## MATERIALS PROVIDED
---*---
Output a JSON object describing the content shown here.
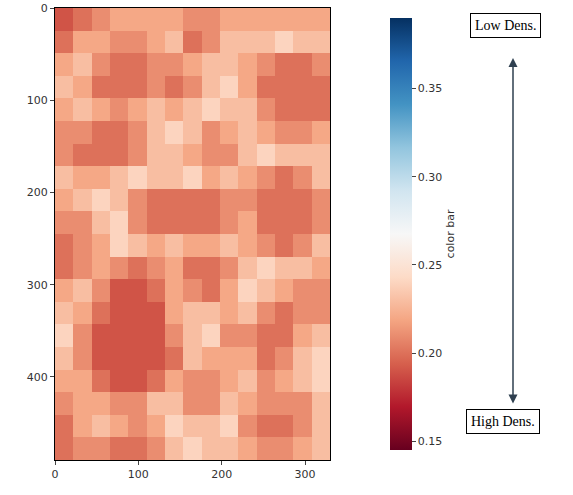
{
  "chart_data": {
    "type": "heatmap",
    "x": [
      11,
      33,
      55,
      77,
      99,
      121,
      143,
      165,
      187,
      209,
      231,
      253,
      275,
      297,
      319
    ],
    "y": [
      12.25,
      36.75,
      61.25,
      85.75,
      110.25,
      134.75,
      159.25,
      183.75,
      208.25,
      232.75,
      257.25,
      281.75,
      306.25,
      330.75,
      355.25,
      379.75,
      404.25,
      428.75,
      453.25,
      477.75
    ],
    "cells": [
      [
        0.19,
        0.2,
        0.21,
        0.22,
        0.22,
        0.22,
        0.22,
        0.21,
        0.21,
        0.22,
        0.22,
        0.22,
        0.22,
        0.22,
        0.22
      ],
      [
        0.2,
        0.22,
        0.22,
        0.21,
        0.21,
        0.22,
        0.23,
        0.2,
        0.21,
        0.23,
        0.23,
        0.23,
        0.24,
        0.23,
        0.23
      ],
      [
        0.22,
        0.23,
        0.21,
        0.2,
        0.2,
        0.21,
        0.21,
        0.22,
        0.23,
        0.23,
        0.22,
        0.21,
        0.2,
        0.2,
        0.21
      ],
      [
        0.23,
        0.22,
        0.2,
        0.2,
        0.2,
        0.21,
        0.2,
        0.21,
        0.23,
        0.24,
        0.22,
        0.2,
        0.2,
        0.2,
        0.2
      ],
      [
        0.22,
        0.23,
        0.22,
        0.21,
        0.22,
        0.23,
        0.22,
        0.23,
        0.24,
        0.23,
        0.23,
        0.21,
        0.2,
        0.2,
        0.2
      ],
      [
        0.21,
        0.21,
        0.2,
        0.2,
        0.21,
        0.23,
        0.24,
        0.23,
        0.21,
        0.22,
        0.23,
        0.22,
        0.21,
        0.21,
        0.22
      ],
      [
        0.21,
        0.2,
        0.2,
        0.2,
        0.21,
        0.23,
        0.23,
        0.22,
        0.21,
        0.21,
        0.23,
        0.24,
        0.23,
        0.23,
        0.23
      ],
      [
        0.23,
        0.22,
        0.22,
        0.23,
        0.24,
        0.23,
        0.23,
        0.24,
        0.22,
        0.23,
        0.22,
        0.21,
        0.2,
        0.21,
        0.23
      ],
      [
        0.22,
        0.23,
        0.24,
        0.23,
        0.21,
        0.2,
        0.2,
        0.2,
        0.2,
        0.21,
        0.21,
        0.2,
        0.2,
        0.2,
        0.21
      ],
      [
        0.21,
        0.21,
        0.23,
        0.24,
        0.21,
        0.2,
        0.2,
        0.2,
        0.2,
        0.21,
        0.22,
        0.2,
        0.2,
        0.2,
        0.21
      ],
      [
        0.2,
        0.21,
        0.22,
        0.24,
        0.23,
        0.22,
        0.23,
        0.22,
        0.22,
        0.23,
        0.22,
        0.21,
        0.2,
        0.21,
        0.23
      ],
      [
        0.2,
        0.21,
        0.22,
        0.21,
        0.2,
        0.21,
        0.22,
        0.2,
        0.2,
        0.21,
        0.23,
        0.24,
        0.23,
        0.23,
        0.22
      ],
      [
        0.22,
        0.23,
        0.21,
        0.19,
        0.19,
        0.2,
        0.22,
        0.21,
        0.2,
        0.22,
        0.24,
        0.23,
        0.22,
        0.21,
        0.21
      ],
      [
        0.23,
        0.22,
        0.2,
        0.19,
        0.19,
        0.19,
        0.22,
        0.23,
        0.23,
        0.22,
        0.23,
        0.21,
        0.2,
        0.21,
        0.21
      ],
      [
        0.24,
        0.21,
        0.19,
        0.19,
        0.19,
        0.19,
        0.21,
        0.23,
        0.24,
        0.21,
        0.21,
        0.2,
        0.2,
        0.22,
        0.23
      ],
      [
        0.23,
        0.21,
        0.19,
        0.19,
        0.19,
        0.19,
        0.2,
        0.23,
        0.22,
        0.22,
        0.22,
        0.2,
        0.21,
        0.23,
        0.24
      ],
      [
        0.22,
        0.22,
        0.2,
        0.19,
        0.19,
        0.2,
        0.22,
        0.21,
        0.21,
        0.22,
        0.23,
        0.21,
        0.22,
        0.23,
        0.24
      ],
      [
        0.21,
        0.22,
        0.22,
        0.21,
        0.21,
        0.23,
        0.23,
        0.21,
        0.21,
        0.23,
        0.22,
        0.21,
        0.21,
        0.21,
        0.23
      ],
      [
        0.2,
        0.22,
        0.23,
        0.22,
        0.21,
        0.22,
        0.24,
        0.23,
        0.23,
        0.24,
        0.21,
        0.2,
        0.2,
        0.21,
        0.23
      ],
      [
        0.2,
        0.21,
        0.21,
        0.2,
        0.2,
        0.21,
        0.23,
        0.24,
        0.23,
        0.23,
        0.22,
        0.21,
        0.21,
        0.22,
        0.23
      ]
    ],
    "xlim": [
      0,
      330
    ],
    "ylim": [
      490,
      0
    ],
    "xticks": [
      0,
      100,
      200,
      300
    ],
    "yticks": [
      0,
      100,
      200,
      300,
      400
    ],
    "colorbar": {
      "title": "color bar",
      "range": [
        0.145,
        0.39
      ],
      "ticks": [
        0.15,
        {
          "value": 0.2,
          "label": "0.20"
        },
        0.25,
        {
          "value": 0.3,
          "label": "0.30"
        },
        0.35
      ]
    },
    "annotations": [
      "Low Dens.",
      "High Dens."
    ]
  }
}
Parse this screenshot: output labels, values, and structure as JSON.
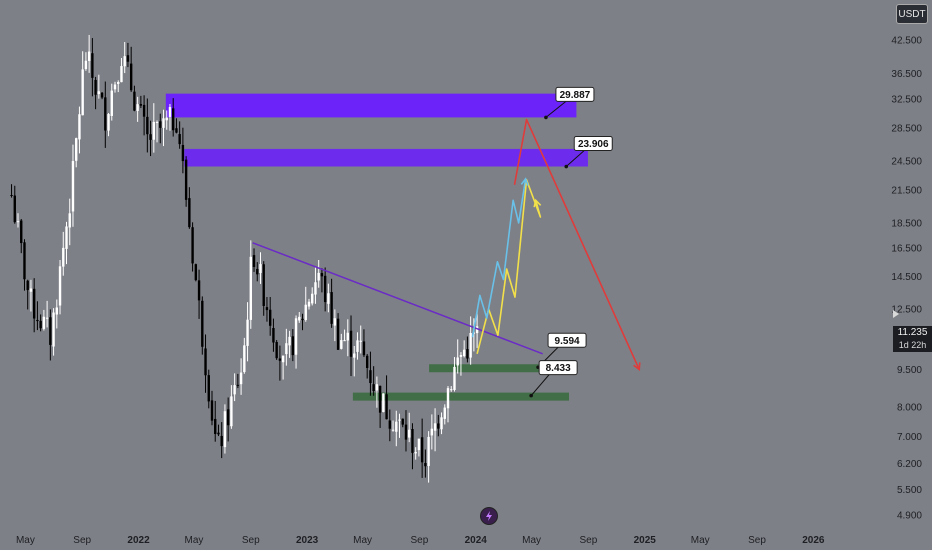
{
  "scale": {
    "currency_label": "USDT",
    "price_labels": [
      "42.500",
      "36.500",
      "32.500",
      "28.500",
      "24.500",
      "21.500",
      "18.500",
      "16.500",
      "14.500",
      "12.500",
      "9.500",
      "8.000",
      "7.000",
      "6.200",
      "5.500",
      "4.900"
    ],
    "last_price": "11.235",
    "countdown": "1d 22h"
  },
  "time_axis": [
    {
      "label": "May",
      "bold": false
    },
    {
      "label": "Sep",
      "bold": false
    },
    {
      "label": "2022",
      "bold": true
    },
    {
      "label": "May",
      "bold": false
    },
    {
      "label": "Sep",
      "bold": false
    },
    {
      "label": "2023",
      "bold": true
    },
    {
      "label": "May",
      "bold": false
    },
    {
      "label": "Sep",
      "bold": false
    },
    {
      "label": "2024",
      "bold": true
    },
    {
      "label": "May",
      "bold": false
    },
    {
      "label": "Sep",
      "bold": false
    },
    {
      "label": "2025",
      "bold": true
    },
    {
      "label": "May",
      "bold": false
    },
    {
      "label": "Sep",
      "bold": false
    },
    {
      "label": "2026",
      "bold": true
    }
  ],
  "colors": {
    "background": "#7e8087",
    "resistance_zone": "#6a1dff",
    "support_zone": "#3e6d43",
    "trendline": "#6a2bc6",
    "projection_red": "#e03b3b",
    "projection_yellow": "#f2e04a",
    "projection_blue": "#69c0e8",
    "candle_up": "#ffffff",
    "candle_down": "#000000"
  },
  "chart_data": {
    "type": "candlestick",
    "title": "",
    "yscale": "log",
    "ylim": [
      4.6,
      48
    ],
    "xlim": [
      "2021-03-20",
      "2026-04-25"
    ],
    "grid": false,
    "price_path": [
      {
        "date": "2021-04-01",
        "price": 21.0
      },
      {
        "date": "2021-05-10",
        "price": 13.0
      },
      {
        "date": "2021-06-25",
        "price": 11.0
      },
      {
        "date": "2021-08-10",
        "price": 22.0
      },
      {
        "date": "2021-09-07",
        "price": 40.0
      },
      {
        "date": "2021-10-20",
        "price": 30.0
      },
      {
        "date": "2021-11-25",
        "price": 40.0
      },
      {
        "date": "2022-01-20",
        "price": 27.0
      },
      {
        "date": "2022-03-25",
        "price": 30.0
      },
      {
        "date": "2022-05-10",
        "price": 13.0
      },
      {
        "date": "2022-06-20",
        "price": 6.5
      },
      {
        "date": "2022-08-15",
        "price": 9.8
      },
      {
        "date": "2022-09-05",
        "price": 16.5
      },
      {
        "date": "2022-11-10",
        "price": 9.6
      },
      {
        "date": "2023-01-25",
        "price": 14.8
      },
      {
        "date": "2023-03-10",
        "price": 11.0
      },
      {
        "date": "2023-04-25",
        "price": 10.5
      },
      {
        "date": "2023-06-10",
        "price": 8.2
      },
      {
        "date": "2023-08-18",
        "price": 6.8
      },
      {
        "date": "2023-09-12",
        "price": 6.3
      },
      {
        "date": "2023-10-20",
        "price": 8.1
      },
      {
        "date": "2023-11-25",
        "price": 10.0
      },
      {
        "date": "2024-01-04",
        "price": 11.2
      }
    ],
    "resistance_zones": [
      {
        "from": "2022-03-01",
        "to": "2024-08-06",
        "low": 29.887,
        "high": 33.3,
        "label": "29.887"
      },
      {
        "from": "2022-04-10",
        "to": "2024-08-31",
        "low": 23.906,
        "high": 25.9,
        "label": "23.906"
      }
    ],
    "support_zones": [
      {
        "from": "2023-09-22",
        "to": "2024-07-27",
        "low": 9.4,
        "high": 9.594,
        "label": "9.594"
      },
      {
        "from": "2023-04-10",
        "to": "2024-07-21",
        "low": 8.25,
        "high": 8.433,
        "label": "8.433"
      }
    ],
    "trendline": [
      {
        "date": "2022-09-05",
        "price": 16.9
      },
      {
        "date": "2024-05-25",
        "price": 10.2
      }
    ],
    "projections": [
      {
        "name": "",
        "color": "red",
        "points": [
          {
            "date": "2024-03-25",
            "price": 22.0
          },
          {
            "date": "2024-04-20",
            "price": 29.6
          },
          {
            "date": "2024-12-20",
            "price": 9.5
          }
        ]
      },
      {
        "name": "",
        "color": "yellow",
        "points": [
          {
            "date": "2024-01-04",
            "price": 10.2
          },
          {
            "date": "2024-01-29",
            "price": 12.5
          },
          {
            "date": "2024-02-18",
            "price": 11.1
          },
          {
            "date": "2024-03-08",
            "price": 15.0
          },
          {
            "date": "2024-03-26",
            "price": 13.2
          },
          {
            "date": "2024-04-20",
            "price": 22.5
          },
          {
            "date": "2024-05-20",
            "price": 19.0
          },
          {
            "date": "2024-05-10",
            "price": 20.5
          }
        ]
      },
      {
        "name": "",
        "color": "blue",
        "points": [
          {
            "date": "2023-12-25",
            "price": 11.0
          },
          {
            "date": "2024-01-10",
            "price": 13.3
          },
          {
            "date": "2024-01-25",
            "price": 12.0
          },
          {
            "date": "2024-02-17",
            "price": 15.5
          },
          {
            "date": "2024-03-01",
            "price": 14.3
          },
          {
            "date": "2024-03-22",
            "price": 20.5
          },
          {
            "date": "2024-04-03",
            "price": 18.5
          },
          {
            "date": "2024-04-18",
            "price": 22.6
          }
        ]
      }
    ]
  }
}
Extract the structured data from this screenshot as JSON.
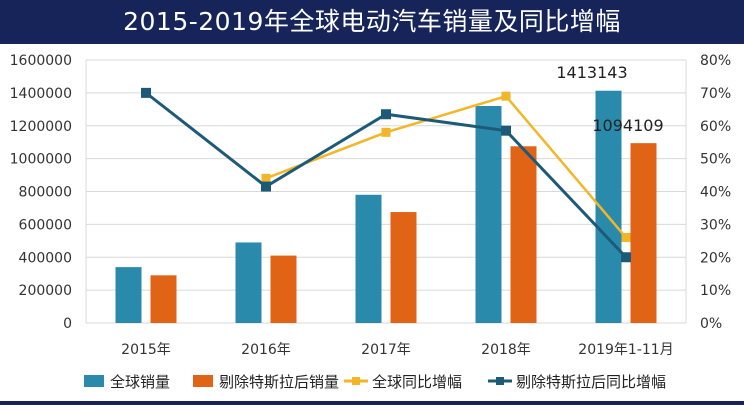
{
  "title": "2015-2019年全球电动汽车销量及同比增幅",
  "colors": {
    "title_bg": "#16245a",
    "global_sales": "#2a8aac",
    "ex_tesla_sales": "#e06316",
    "global_yoy": "#f2b628",
    "ex_tesla_yoy": "#1d5a78",
    "grid": "#d9d9d9",
    "axis_text": "#333333"
  },
  "chart_data": {
    "type": "bar",
    "categories": [
      "2015年",
      "2016年",
      "2017年",
      "2018年",
      "2019年1-11月"
    ],
    "y_left": {
      "min": 0,
      "max": 1600000,
      "step": 200000,
      "ticks": [
        "0",
        "200000",
        "400000",
        "600000",
        "800000",
        "1000000",
        "1200000",
        "1400000",
        "1600000"
      ]
    },
    "y_right": {
      "min": 0,
      "max": 80,
      "step": 10,
      "ticks": [
        "0%",
        "10%",
        "20%",
        "30%",
        "40%",
        "50%",
        "60%",
        "70%",
        "80%"
      ]
    },
    "grid": true,
    "legend_position": "bottom",
    "series": [
      {
        "name": "全球销量",
        "kind": "bar",
        "axis": "left",
        "values": [
          340000,
          490000,
          780000,
          1320000,
          1413143
        ]
      },
      {
        "name": "剔除特斯拉后销量",
        "kind": "bar",
        "axis": "left",
        "values": [
          290000,
          410000,
          675000,
          1075000,
          1094109
        ]
      },
      {
        "name": "全球同比增幅",
        "kind": "line",
        "axis": "right",
        "values": [
          null,
          44,
          58,
          69,
          26
        ]
      },
      {
        "name": "剔除特斯拉后同比增幅",
        "kind": "line",
        "axis": "right",
        "values": [
          70,
          41.5,
          63.5,
          58.5,
          20
        ]
      }
    ],
    "annotations": [
      "1413143",
      "1094109"
    ]
  }
}
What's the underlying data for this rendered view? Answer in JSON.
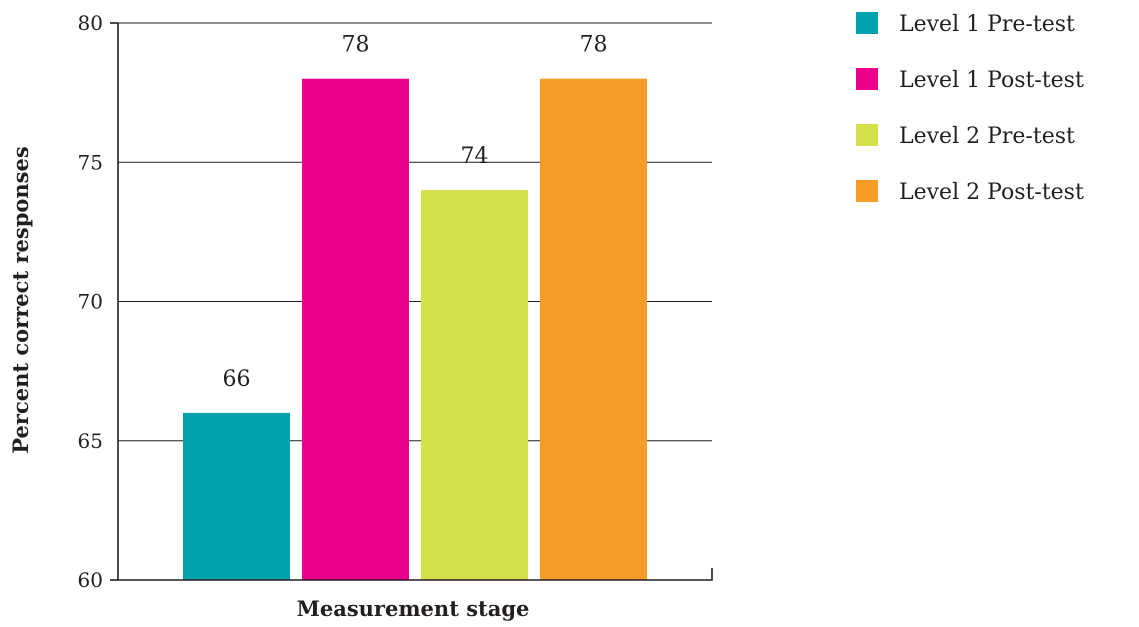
{
  "chart_data": {
    "type": "bar",
    "title": "",
    "xlabel": "Measurement stage",
    "ylabel": "Percent correct responses",
    "ylim": [
      60,
      80
    ],
    "yticks": [
      60,
      65,
      70,
      75,
      80
    ],
    "grid": true,
    "legend_position": "right",
    "categories": [
      "Level 1 Pre-test",
      "Level 1 Post-test",
      "Level 2 Pre-test",
      "Level 2 Post-test"
    ],
    "values": [
      66,
      78,
      74,
      78
    ],
    "colors": [
      "#00a3ad",
      "#ec008c",
      "#d4df4a",
      "#f89c28"
    ],
    "data_labels": [
      "66",
      "78",
      "74",
      "78"
    ]
  }
}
---*---
## EXERCISE TASK
Find the word "type" and list each line it appears in.

## CORRECT ANSWER
    "type": "heatmap",
    "type": "candlestick",
    "type": "bar",
    "type": "bar",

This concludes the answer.